## WHAT YOU ARE ASKED TO DO
Repeat each record exactly. Any picture gets left out.

[start RECORDS PROVIDED]

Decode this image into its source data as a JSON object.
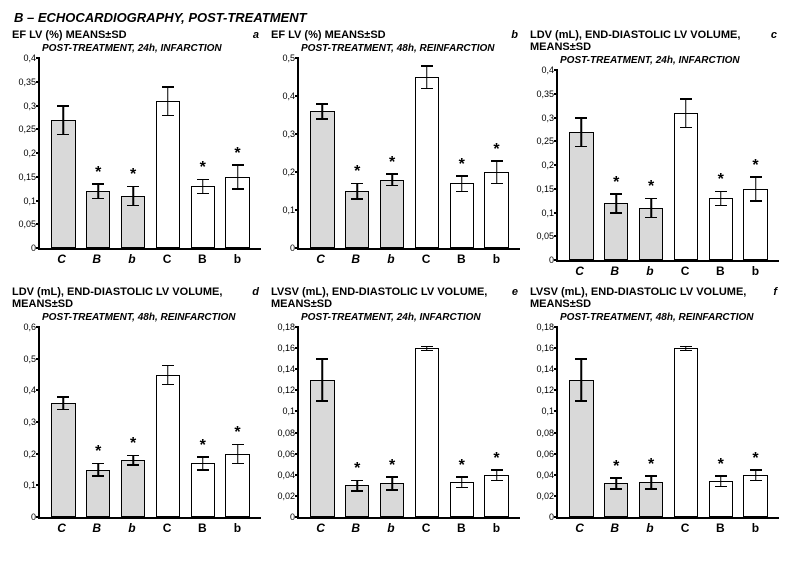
{
  "main_title": "B – ECHOCARDIOGRAPHY, POST-TREATMENT",
  "colors": {
    "grey_fill": "#d9d9d9",
    "white_fill": "#ffffff",
    "stroke": "#000000",
    "background": "#ffffff"
  },
  "style": {
    "title_fontsize": 13,
    "panel_title_fontsize": 11,
    "sub_fontsize": 10,
    "tick_fontsize": 9,
    "xlabel_fontsize": 12,
    "bar_border_width": 1.5,
    "err_cap_width": 12
  },
  "x_categories": [
    {
      "label": "C",
      "italic": true,
      "fill": "grey"
    },
    {
      "label": "B",
      "italic": true,
      "fill": "grey"
    },
    {
      "label": "b",
      "italic": true,
      "fill": "grey"
    },
    {
      "label": "C",
      "italic": false,
      "fill": "white"
    },
    {
      "label": "B",
      "italic": false,
      "fill": "white"
    },
    {
      "label": "b",
      "italic": false,
      "fill": "white"
    }
  ],
  "panels": [
    {
      "id": "a",
      "title": "EF LV (%) MEANS±SD",
      "letter": "a",
      "subtitle": "POST-TREATMENT, 24h, INFARCTION",
      "ymax": 0.4,
      "ytick_step": 0.05,
      "bars": [
        {
          "v": 0.27,
          "err": 0.03,
          "star": false
        },
        {
          "v": 0.12,
          "err": 0.015,
          "star": true
        },
        {
          "v": 0.11,
          "err": 0.02,
          "star": true
        },
        {
          "v": 0.31,
          "err": 0.03,
          "star": false
        },
        {
          "v": 0.13,
          "err": 0.015,
          "star": true
        },
        {
          "v": 0.15,
          "err": 0.025,
          "star": true
        }
      ]
    },
    {
      "id": "b",
      "title": "EF LV (%) MEANS±SD",
      "letter": "b",
      "subtitle": "POST-TREATMENT, 48h, REINFARCTION",
      "ymax": 0.5,
      "ytick_step": 0.1,
      "bars": [
        {
          "v": 0.36,
          "err": 0.02,
          "star": false
        },
        {
          "v": 0.15,
          "err": 0.02,
          "star": true
        },
        {
          "v": 0.18,
          "err": 0.015,
          "star": true
        },
        {
          "v": 0.45,
          "err": 0.03,
          "star": false
        },
        {
          "v": 0.17,
          "err": 0.02,
          "star": true
        },
        {
          "v": 0.2,
          "err": 0.03,
          "star": true
        }
      ]
    },
    {
      "id": "c",
      "title": "LDV (mL), END-DIASTOLIC LV VOLUME, MEANS±SD",
      "letter": "c",
      "subtitle": "POST-TREATMENT, 24h, INFARCTION",
      "ymax": 0.4,
      "ytick_step": 0.05,
      "bars": [
        {
          "v": 0.27,
          "err": 0.03,
          "star": false
        },
        {
          "v": 0.12,
          "err": 0.02,
          "star": true
        },
        {
          "v": 0.11,
          "err": 0.02,
          "star": true
        },
        {
          "v": 0.31,
          "err": 0.03,
          "star": false
        },
        {
          "v": 0.13,
          "err": 0.015,
          "star": true
        },
        {
          "v": 0.15,
          "err": 0.025,
          "star": true
        }
      ]
    },
    {
      "id": "d",
      "title": "LDV (mL), END-DIASTOLIC LV VOLUME, MEANS±SD",
      "letter": "d",
      "subtitle": "POST-TREATMENT, 48h, REINFARCTION",
      "ymax": 0.6,
      "ytick_step": 0.1,
      "bars": [
        {
          "v": 0.36,
          "err": 0.02,
          "star": false
        },
        {
          "v": 0.15,
          "err": 0.02,
          "star": true
        },
        {
          "v": 0.18,
          "err": 0.015,
          "star": true
        },
        {
          "v": 0.45,
          "err": 0.03,
          "star": false
        },
        {
          "v": 0.17,
          "err": 0.02,
          "star": true
        },
        {
          "v": 0.2,
          "err": 0.03,
          "star": true
        }
      ]
    },
    {
      "id": "e",
      "title": "LVSV (mL), END-DIASTOLIC LV VOLUME, MEANS±SD",
      "letter": "e",
      "subtitle": "POST-TREATMENT, 24h, INFARCTION",
      "ymax": 0.18,
      "ytick_step": 0.02,
      "bars": [
        {
          "v": 0.13,
          "err": 0.02,
          "star": false
        },
        {
          "v": 0.03,
          "err": 0.005,
          "star": true
        },
        {
          "v": 0.032,
          "err": 0.006,
          "star": true
        },
        {
          "v": 0.16,
          "err": 0.002,
          "star": false
        },
        {
          "v": 0.033,
          "err": 0.005,
          "star": true
        },
        {
          "v": 0.04,
          "err": 0.005,
          "star": true
        }
      ]
    },
    {
      "id": "f",
      "title": "LVSV (mL), END-DIASTOLIC LV VOLUME, MEANS±SD",
      "letter": "f",
      "subtitle": "POST-TREATMENT, 48h, REINFARCTION",
      "ymax": 0.18,
      "ytick_step": 0.02,
      "bars": [
        {
          "v": 0.13,
          "err": 0.02,
          "star": false
        },
        {
          "v": 0.032,
          "err": 0.005,
          "star": true
        },
        {
          "v": 0.033,
          "err": 0.006,
          "star": true
        },
        {
          "v": 0.16,
          "err": 0.002,
          "star": false
        },
        {
          "v": 0.034,
          "err": 0.005,
          "star": true
        },
        {
          "v": 0.04,
          "err": 0.005,
          "star": true
        }
      ]
    }
  ]
}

[end RECORDS PROVIDED]

## THE SOLUTION
Decode this image into its source data as a JSON object.
{
  "main_title": "B – ECHOCARDIOGRAPHY, POST-TREATMENT",
  "colors": {
    "grey_fill": "#d9d9d9",
    "white_fill": "#ffffff",
    "stroke": "#000000",
    "background": "#ffffff"
  },
  "style": {
    "title_fontsize": 13,
    "panel_title_fontsize": 11,
    "sub_fontsize": 10,
    "tick_fontsize": 9,
    "xlabel_fontsize": 12,
    "bar_border_width": 1.5,
    "err_cap_width": 12
  },
  "x_categories": [
    {
      "label": "C",
      "italic": true,
      "fill": "grey"
    },
    {
      "label": "B",
      "italic": true,
      "fill": "grey"
    },
    {
      "label": "b",
      "italic": true,
      "fill": "grey"
    },
    {
      "label": "C",
      "italic": false,
      "fill": "white"
    },
    {
      "label": "B",
      "italic": false,
      "fill": "white"
    },
    {
      "label": "b",
      "italic": false,
      "fill": "white"
    }
  ],
  "panels": [
    {
      "id": "a",
      "title": "EF LV (%) MEANS±SD",
      "letter": "a",
      "subtitle": "POST-TREATMENT, 24h, INFARCTION",
      "ymax": 0.4,
      "ytick_step": 0.05,
      "bars": [
        {
          "v": 0.27,
          "err": 0.03,
          "star": false
        },
        {
          "v": 0.12,
          "err": 0.015,
          "star": true
        },
        {
          "v": 0.11,
          "err": 0.02,
          "star": true
        },
        {
          "v": 0.31,
          "err": 0.03,
          "star": false
        },
        {
          "v": 0.13,
          "err": 0.015,
          "star": true
        },
        {
          "v": 0.15,
          "err": 0.025,
          "star": true
        }
      ]
    },
    {
      "id": "b",
      "title": "EF LV (%) MEANS±SD",
      "letter": "b",
      "subtitle": "POST-TREATMENT, 48h, REINFARCTION",
      "ymax": 0.5,
      "ytick_step": 0.1,
      "bars": [
        {
          "v": 0.36,
          "err": 0.02,
          "star": false
        },
        {
          "v": 0.15,
          "err": 0.02,
          "star": true
        },
        {
          "v": 0.18,
          "err": 0.015,
          "star": true
        },
        {
          "v": 0.45,
          "err": 0.03,
          "star": false
        },
        {
          "v": 0.17,
          "err": 0.02,
          "star": true
        },
        {
          "v": 0.2,
          "err": 0.03,
          "star": true
        }
      ]
    },
    {
      "id": "c",
      "title": "LDV (mL), END-DIASTOLIC LV VOLUME, MEANS±SD",
      "letter": "c",
      "subtitle": "POST-TREATMENT, 24h, INFARCTION",
      "ymax": 0.4,
      "ytick_step": 0.05,
      "bars": [
        {
          "v": 0.27,
          "err": 0.03,
          "star": false
        },
        {
          "v": 0.12,
          "err": 0.02,
          "star": true
        },
        {
          "v": 0.11,
          "err": 0.02,
          "star": true
        },
        {
          "v": 0.31,
          "err": 0.03,
          "star": false
        },
        {
          "v": 0.13,
          "err": 0.015,
          "star": true
        },
        {
          "v": 0.15,
          "err": 0.025,
          "star": true
        }
      ]
    },
    {
      "id": "d",
      "title": "LDV (mL), END-DIASTOLIC LV VOLUME, MEANS±SD",
      "letter": "d",
      "subtitle": "POST-TREATMENT, 48h, REINFARCTION",
      "ymax": 0.6,
      "ytick_step": 0.1,
      "bars": [
        {
          "v": 0.36,
          "err": 0.02,
          "star": false
        },
        {
          "v": 0.15,
          "err": 0.02,
          "star": true
        },
        {
          "v": 0.18,
          "err": 0.015,
          "star": true
        },
        {
          "v": 0.45,
          "err": 0.03,
          "star": false
        },
        {
          "v": 0.17,
          "err": 0.02,
          "star": true
        },
        {
          "v": 0.2,
          "err": 0.03,
          "star": true
        }
      ]
    },
    {
      "id": "e",
      "title": "LVSV (mL), END-DIASTOLIC LV VOLUME, MEANS±SD",
      "letter": "e",
      "subtitle": "POST-TREATMENT, 24h, INFARCTION",
      "ymax": 0.18,
      "ytick_step": 0.02,
      "bars": [
        {
          "v": 0.13,
          "err": 0.02,
          "star": false
        },
        {
          "v": 0.03,
          "err": 0.005,
          "star": true
        },
        {
          "v": 0.032,
          "err": 0.006,
          "star": true
        },
        {
          "v": 0.16,
          "err": 0.002,
          "star": false
        },
        {
          "v": 0.033,
          "err": 0.005,
          "star": true
        },
        {
          "v": 0.04,
          "err": 0.005,
          "star": true
        }
      ]
    },
    {
      "id": "f",
      "title": "LVSV (mL), END-DIASTOLIC LV VOLUME, MEANS±SD",
      "letter": "f",
      "subtitle": "POST-TREATMENT, 48h, REINFARCTION",
      "ymax": 0.18,
      "ytick_step": 0.02,
      "bars": [
        {
          "v": 0.13,
          "err": 0.02,
          "star": false
        },
        {
          "v": 0.032,
          "err": 0.005,
          "star": true
        },
        {
          "v": 0.033,
          "err": 0.006,
          "star": true
        },
        {
          "v": 0.16,
          "err": 0.002,
          "star": false
        },
        {
          "v": 0.034,
          "err": 0.005,
          "star": true
        },
        {
          "v": 0.04,
          "err": 0.005,
          "star": true
        }
      ]
    }
  ]
}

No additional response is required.